- _Problem to solve_
Every line below that mentions the word "购买方收到货后" should be copied out.

- _Provided information_
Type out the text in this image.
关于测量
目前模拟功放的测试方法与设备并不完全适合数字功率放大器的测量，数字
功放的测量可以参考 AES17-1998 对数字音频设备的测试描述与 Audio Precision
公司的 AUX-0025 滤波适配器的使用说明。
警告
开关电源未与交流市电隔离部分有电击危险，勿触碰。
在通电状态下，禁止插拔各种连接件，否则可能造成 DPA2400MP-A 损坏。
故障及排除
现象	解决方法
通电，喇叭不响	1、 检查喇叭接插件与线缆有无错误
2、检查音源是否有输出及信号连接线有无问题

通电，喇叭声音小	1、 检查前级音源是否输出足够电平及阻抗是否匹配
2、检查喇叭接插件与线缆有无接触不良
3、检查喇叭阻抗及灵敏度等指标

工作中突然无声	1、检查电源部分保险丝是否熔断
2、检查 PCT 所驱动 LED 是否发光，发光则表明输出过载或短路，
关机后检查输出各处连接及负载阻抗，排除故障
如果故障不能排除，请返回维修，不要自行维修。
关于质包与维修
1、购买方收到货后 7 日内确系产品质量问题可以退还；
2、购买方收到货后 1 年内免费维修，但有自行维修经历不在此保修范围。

- _Solution_
1、购买方收到货后 7 日内确系产品质量问题可以退还；
2、购买方收到货后 1 年内免费维修，但有自行维修经历不在此保修范围。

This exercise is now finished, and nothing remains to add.